## Aim of the exercise:
Repeat all the records exactly, omitting pictures.

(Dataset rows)
§ §
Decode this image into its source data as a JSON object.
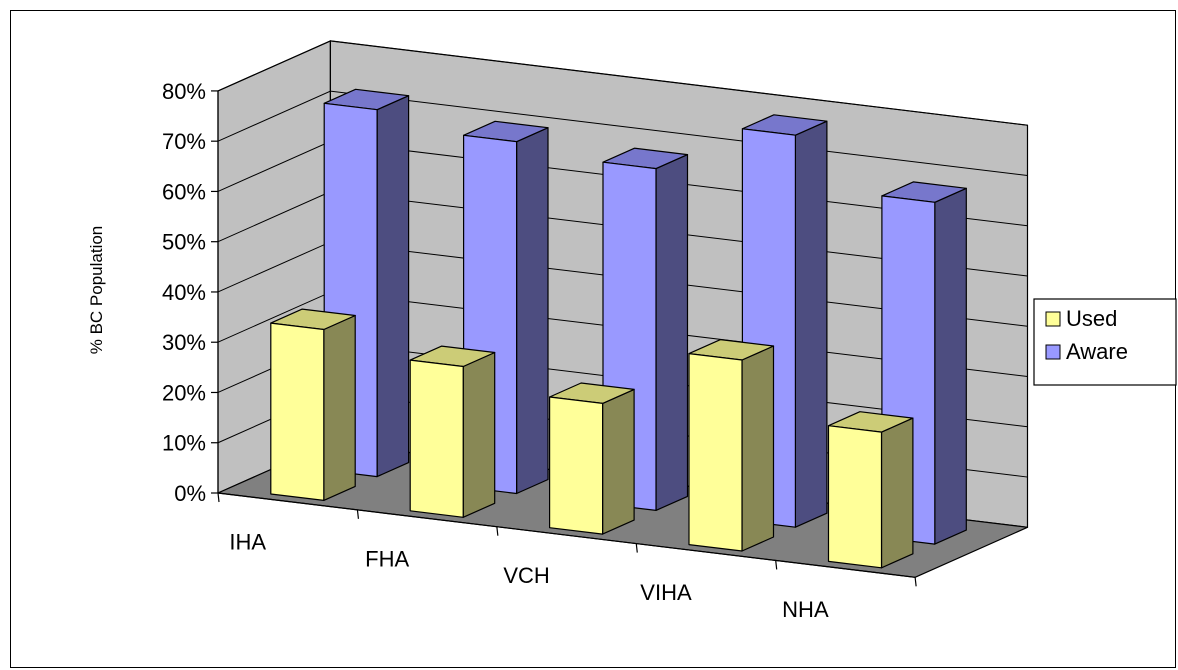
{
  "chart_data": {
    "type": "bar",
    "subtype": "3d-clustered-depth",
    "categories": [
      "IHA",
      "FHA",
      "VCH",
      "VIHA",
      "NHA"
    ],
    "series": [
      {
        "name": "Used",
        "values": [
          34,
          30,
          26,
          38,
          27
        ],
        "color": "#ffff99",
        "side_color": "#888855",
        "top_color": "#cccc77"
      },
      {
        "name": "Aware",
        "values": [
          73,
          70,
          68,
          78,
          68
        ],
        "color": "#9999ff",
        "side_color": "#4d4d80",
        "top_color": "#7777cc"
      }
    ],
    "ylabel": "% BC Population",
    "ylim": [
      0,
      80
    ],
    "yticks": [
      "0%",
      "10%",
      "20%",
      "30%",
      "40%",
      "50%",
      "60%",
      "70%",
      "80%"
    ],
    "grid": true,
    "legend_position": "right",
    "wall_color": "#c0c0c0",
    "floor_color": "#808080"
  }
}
§ §
## The result:
Decode this image into its source data as a JSON object.
{
  "chart_data": {
    "type": "bar",
    "subtype": "3d-clustered-depth",
    "categories": [
      "IHA",
      "FHA",
      "VCH",
      "VIHA",
      "NHA"
    ],
    "series": [
      {
        "name": "Used",
        "values": [
          34,
          30,
          26,
          38,
          27
        ],
        "color": "#ffff99",
        "side_color": "#888855",
        "top_color": "#cccc77"
      },
      {
        "name": "Aware",
        "values": [
          73,
          70,
          68,
          78,
          68
        ],
        "color": "#9999ff",
        "side_color": "#4d4d80",
        "top_color": "#7777cc"
      }
    ],
    "ylabel": "% BC Population",
    "ylim": [
      0,
      80
    ],
    "yticks": [
      "0%",
      "10%",
      "20%",
      "30%",
      "40%",
      "50%",
      "60%",
      "70%",
      "80%"
    ],
    "grid": true,
    "legend_position": "right",
    "wall_color": "#c0c0c0",
    "floor_color": "#808080"
  }
}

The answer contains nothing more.